(Figure data in JSON)
-------------------------

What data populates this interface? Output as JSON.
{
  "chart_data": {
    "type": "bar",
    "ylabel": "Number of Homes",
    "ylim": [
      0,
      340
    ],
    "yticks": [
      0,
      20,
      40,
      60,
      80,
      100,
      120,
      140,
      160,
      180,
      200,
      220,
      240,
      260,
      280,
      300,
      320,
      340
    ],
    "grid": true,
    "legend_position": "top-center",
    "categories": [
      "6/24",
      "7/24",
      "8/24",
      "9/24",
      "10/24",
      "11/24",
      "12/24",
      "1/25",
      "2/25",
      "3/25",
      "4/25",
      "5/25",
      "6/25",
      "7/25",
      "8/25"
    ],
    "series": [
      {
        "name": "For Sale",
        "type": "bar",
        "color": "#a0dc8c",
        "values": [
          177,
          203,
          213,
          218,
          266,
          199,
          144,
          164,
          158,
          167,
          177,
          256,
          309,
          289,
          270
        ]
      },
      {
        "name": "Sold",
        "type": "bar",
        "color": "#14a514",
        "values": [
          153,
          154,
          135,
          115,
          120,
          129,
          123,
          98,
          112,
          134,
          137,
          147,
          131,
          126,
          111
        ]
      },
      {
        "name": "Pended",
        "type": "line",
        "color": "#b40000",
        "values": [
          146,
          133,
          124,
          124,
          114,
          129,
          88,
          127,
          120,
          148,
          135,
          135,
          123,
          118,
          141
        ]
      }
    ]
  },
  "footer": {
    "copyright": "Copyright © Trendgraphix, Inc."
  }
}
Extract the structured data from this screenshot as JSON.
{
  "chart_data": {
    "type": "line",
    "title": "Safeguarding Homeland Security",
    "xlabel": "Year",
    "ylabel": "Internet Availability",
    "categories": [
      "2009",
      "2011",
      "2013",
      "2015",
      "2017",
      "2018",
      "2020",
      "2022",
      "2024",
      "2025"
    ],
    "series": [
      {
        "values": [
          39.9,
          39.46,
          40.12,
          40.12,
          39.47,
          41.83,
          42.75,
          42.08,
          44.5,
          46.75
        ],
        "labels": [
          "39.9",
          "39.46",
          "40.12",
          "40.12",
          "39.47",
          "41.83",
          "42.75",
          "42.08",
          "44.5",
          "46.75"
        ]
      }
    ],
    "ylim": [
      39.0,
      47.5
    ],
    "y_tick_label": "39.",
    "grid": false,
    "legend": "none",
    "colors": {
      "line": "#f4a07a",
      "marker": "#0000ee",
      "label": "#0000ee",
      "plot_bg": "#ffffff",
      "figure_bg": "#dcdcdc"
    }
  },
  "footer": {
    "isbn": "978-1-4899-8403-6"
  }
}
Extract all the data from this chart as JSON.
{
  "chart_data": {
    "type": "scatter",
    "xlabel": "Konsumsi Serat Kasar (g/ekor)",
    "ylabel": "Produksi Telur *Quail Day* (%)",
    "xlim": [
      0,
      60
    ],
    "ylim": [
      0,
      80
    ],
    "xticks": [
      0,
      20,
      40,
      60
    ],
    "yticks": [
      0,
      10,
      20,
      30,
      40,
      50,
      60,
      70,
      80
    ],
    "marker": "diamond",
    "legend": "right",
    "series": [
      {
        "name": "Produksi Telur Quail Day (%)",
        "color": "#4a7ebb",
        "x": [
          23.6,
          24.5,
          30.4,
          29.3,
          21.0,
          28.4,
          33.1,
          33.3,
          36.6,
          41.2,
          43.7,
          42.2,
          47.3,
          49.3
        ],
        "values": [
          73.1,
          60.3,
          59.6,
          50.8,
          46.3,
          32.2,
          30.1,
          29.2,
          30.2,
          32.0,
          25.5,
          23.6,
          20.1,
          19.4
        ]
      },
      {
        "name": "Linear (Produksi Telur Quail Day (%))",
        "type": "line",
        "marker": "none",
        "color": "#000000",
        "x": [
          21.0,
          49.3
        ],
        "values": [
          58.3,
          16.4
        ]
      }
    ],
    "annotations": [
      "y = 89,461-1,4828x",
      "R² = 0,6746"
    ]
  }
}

-------------------------

▶ **Requirements**: Every line of the material must be returned exactly as it appears.

▶ **Task solution**:
What data populates this interface? Output as JSON.
{
  "chart_data": {
    "type": "bar",
    "ylabel": "Number of Homes",
    "ylim": [
      0,
      340
    ],
    "yticks": [
      0,
      20,
      40,
      60,
      80,
      100,
      120,
      140,
      160,
      180,
      200,
      220,
      240,
      260,
      280,
      300,
      320,
      340
    ],
    "grid": true,
    "legend_position": "top-center",
    "categories": [
      "6/24",
      "7/24",
      "8/24",
      "9/24",
      "10/24",
      "11/24",
      "12/24",
      "1/25",
      "2/25",
      "3/25",
      "4/25",
      "5/25",
      "6/25",
      "7/25",
      "8/25"
    ],
    "series": [
      {
        "name": "For Sale",
        "type": "bar",
        "color": "#a0dc8c",
        "values": [
          177,
          203,
          213,
          218,
          266,
          199,
          144,
          164,
          158,
          167,
          177,
          256,
          309,
          289,
          270
        ]
      },
      {
        "name": "Sold",
        "type": "bar",
        "color": "#14a514",
        "values": [
          153,
          154,
          135,
          115,
          120,
          129,
          123,
          98,
          112,
          134,
          137,
          147,
          131,
          126,
          111
        ]
      },
      {
        "name": "Pended",
        "type": "line",
        "color": "#b40000",
        "values": [
          146,
          133,
          124,
          124,
          114,
          129,
          88,
          127,
          120,
          148,
          135,
          135,
          123,
          118,
          141
        ]
      }
    ]
  },
  "footer": {
    "copyright": "Copyright © Trendgraphix, Inc."
  }
}
Extract the structured data from this screenshot as JSON.
{
  "chart_data": {
    "type": "line",
    "title": "Safeguarding Homeland Security",
    "xlabel": "Year",
    "ylabel": "Internet Availability",
    "categories": [
      "2009",
      "2011",
      "2013",
      "2015",
      "2017",
      "2018",
      "2020",
      "2022",
      "2024",
      "2025"
    ],
    "series": [
      {
        "values": [
          39.9,
          39.46,
          40.12,
          40.12,
          39.47,
          41.83,
          42.75,
          42.08,
          44.5,
          46.75
        ],
        "labels": [
          "39.9",
          "39.46",
          "40.12",
          "40.12",
          "39.47",
          "41.83",
          "42.75",
          "42.08",
          "44.5",
          "46.75"
        ]
      }
    ],
    "ylim": [
      39.0,
      47.5
    ],
    "y_tick_label": "39.",
    "grid": false,
    "legend": "none",
    "colors": {
      "line": "#f4a07a",
      "marker": "#0000ee",
      "label": "#0000ee",
      "plot_bg": "#ffffff",
      "figure_bg": "#dcdcdc"
    }
  },
  "footer": {
    "isbn": "978-1-4899-8403-6"
  }
}
Extract all the data from this chart as JSON.
{
  "chart_data": {
    "type": "scatter",
    "xlabel": "Konsumsi Serat Kasar (g/ekor)",
    "ylabel": "Produksi Telur *Quail Day* (%)",
    "xlim": [
      0,
      60
    ],
    "ylim": [
      0,
      80
    ],
    "xticks": [
      0,
      20,
      40,
      60
    ],
    "yticks": [
      0,
      10,
      20,
      30,
      40,
      50,
      60,
      70,
      80
    ],
    "marker": "diamond",
    "legend": "right",
    "series": [
      {
        "name": "Produksi Telur Quail Day (%)",
        "color": "#4a7ebb",
        "x": [
          23.6,
          24.5,
          30.4,
          29.3,
          21.0,
          28.4,
          33.1,
          33.3,
          36.6,
          41.2,
          43.7,
          42.2,
          47.3,
          49.3
        ],
        "values": [
          73.1,
          60.3,
          59.6,
          50.8,
          46.3,
          32.2,
          30.1,
          29.2,
          30.2,
          32.0,
          25.5,
          23.6,
          20.1,
          19.4
        ]
      },
      {
        "name": "Linear (Produksi Telur Quail Day (%))",
        "type": "line",
        "marker": "none",
        "color": "#000000",
        "x": [
          21.0,
          49.3
        ],
        "values": [
          58.3,
          16.4
        ]
      }
    ],
    "annotations": [
      "y = 89,461-1,4828x",
      "R² = 0,6746"
    ]
  }
}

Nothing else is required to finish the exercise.